▸ **WHAT IS NEEDED**: Copy the records verbatim, starting at their first line and ending at the line that contains "volume-bar bbox=[769, 876, 775, 900]", with both of those lines included.

Boxed element entries
>> START
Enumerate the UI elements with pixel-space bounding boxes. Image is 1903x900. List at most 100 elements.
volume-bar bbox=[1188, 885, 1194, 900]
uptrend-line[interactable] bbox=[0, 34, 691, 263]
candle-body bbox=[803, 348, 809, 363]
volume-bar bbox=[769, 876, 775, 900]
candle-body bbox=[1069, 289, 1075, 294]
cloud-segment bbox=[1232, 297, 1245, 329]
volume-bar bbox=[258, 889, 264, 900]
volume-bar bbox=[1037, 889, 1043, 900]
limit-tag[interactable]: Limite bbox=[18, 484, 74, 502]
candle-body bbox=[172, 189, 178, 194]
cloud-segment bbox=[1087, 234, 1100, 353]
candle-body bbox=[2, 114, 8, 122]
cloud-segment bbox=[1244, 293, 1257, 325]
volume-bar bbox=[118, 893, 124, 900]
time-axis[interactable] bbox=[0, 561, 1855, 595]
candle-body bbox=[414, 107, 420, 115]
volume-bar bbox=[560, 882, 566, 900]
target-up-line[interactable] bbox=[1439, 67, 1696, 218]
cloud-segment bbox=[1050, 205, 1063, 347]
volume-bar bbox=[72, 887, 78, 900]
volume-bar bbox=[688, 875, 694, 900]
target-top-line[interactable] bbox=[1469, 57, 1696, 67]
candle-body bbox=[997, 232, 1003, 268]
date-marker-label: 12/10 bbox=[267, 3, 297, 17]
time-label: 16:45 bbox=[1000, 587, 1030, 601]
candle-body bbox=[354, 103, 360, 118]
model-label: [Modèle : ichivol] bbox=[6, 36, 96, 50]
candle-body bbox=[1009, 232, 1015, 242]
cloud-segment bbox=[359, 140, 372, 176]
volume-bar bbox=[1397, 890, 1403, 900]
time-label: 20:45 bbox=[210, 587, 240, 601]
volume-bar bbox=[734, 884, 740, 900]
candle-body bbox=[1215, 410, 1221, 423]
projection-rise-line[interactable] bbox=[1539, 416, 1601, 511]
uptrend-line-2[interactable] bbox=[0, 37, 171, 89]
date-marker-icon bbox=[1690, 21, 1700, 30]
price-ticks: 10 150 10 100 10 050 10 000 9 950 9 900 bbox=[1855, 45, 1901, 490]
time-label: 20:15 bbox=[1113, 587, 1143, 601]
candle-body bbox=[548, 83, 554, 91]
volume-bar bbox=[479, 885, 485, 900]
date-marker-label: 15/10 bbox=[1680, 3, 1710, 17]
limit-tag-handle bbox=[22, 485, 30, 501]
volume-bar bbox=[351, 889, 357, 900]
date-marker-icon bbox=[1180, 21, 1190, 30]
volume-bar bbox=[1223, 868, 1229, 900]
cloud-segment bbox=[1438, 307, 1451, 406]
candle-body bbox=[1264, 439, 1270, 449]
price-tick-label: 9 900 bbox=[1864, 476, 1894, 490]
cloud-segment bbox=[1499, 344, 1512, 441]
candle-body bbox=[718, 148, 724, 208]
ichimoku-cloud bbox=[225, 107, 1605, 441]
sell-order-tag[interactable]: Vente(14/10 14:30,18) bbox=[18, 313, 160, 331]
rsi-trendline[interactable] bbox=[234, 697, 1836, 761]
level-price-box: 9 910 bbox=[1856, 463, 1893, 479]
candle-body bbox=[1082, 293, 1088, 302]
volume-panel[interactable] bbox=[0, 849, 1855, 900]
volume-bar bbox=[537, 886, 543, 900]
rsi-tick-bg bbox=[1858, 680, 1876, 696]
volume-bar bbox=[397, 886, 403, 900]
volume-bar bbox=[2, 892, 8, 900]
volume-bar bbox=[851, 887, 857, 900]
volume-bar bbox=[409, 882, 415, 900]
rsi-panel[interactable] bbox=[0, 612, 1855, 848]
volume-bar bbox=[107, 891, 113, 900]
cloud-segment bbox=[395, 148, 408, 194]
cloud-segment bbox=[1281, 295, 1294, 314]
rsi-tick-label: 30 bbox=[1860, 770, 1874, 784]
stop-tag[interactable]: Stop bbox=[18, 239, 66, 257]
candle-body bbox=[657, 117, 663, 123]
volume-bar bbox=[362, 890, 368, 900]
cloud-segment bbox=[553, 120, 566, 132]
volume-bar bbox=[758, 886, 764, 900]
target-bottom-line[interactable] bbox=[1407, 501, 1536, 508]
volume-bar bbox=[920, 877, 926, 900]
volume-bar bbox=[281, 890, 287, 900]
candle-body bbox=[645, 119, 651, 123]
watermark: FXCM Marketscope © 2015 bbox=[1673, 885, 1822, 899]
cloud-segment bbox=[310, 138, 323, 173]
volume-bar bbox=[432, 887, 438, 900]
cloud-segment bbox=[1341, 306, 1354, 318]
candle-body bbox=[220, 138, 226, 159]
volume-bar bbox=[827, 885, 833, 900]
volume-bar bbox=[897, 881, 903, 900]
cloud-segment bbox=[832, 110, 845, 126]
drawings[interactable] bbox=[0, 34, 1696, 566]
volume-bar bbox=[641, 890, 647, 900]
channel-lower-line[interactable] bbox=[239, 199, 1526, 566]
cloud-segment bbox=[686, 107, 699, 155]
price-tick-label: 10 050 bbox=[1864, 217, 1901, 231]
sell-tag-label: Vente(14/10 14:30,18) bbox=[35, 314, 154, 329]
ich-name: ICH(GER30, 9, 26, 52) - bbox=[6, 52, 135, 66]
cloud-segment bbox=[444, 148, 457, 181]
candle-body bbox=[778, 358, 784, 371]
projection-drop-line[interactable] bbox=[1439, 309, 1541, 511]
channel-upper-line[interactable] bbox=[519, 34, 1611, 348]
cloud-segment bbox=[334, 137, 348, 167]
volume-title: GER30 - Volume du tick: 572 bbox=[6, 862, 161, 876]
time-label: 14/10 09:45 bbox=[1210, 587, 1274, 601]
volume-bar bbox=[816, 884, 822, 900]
>> END
▸ **SOLUTION FOR THIS TASK**:
Enumerate the UI elements with pixel-space bounding boxes. Image is 1903x900. List at most 100 elements.
volume-bar bbox=[1188, 885, 1194, 900]
uptrend-line[interactable] bbox=[0, 34, 691, 263]
candle-body bbox=[803, 348, 809, 363]
volume-bar bbox=[769, 876, 775, 900]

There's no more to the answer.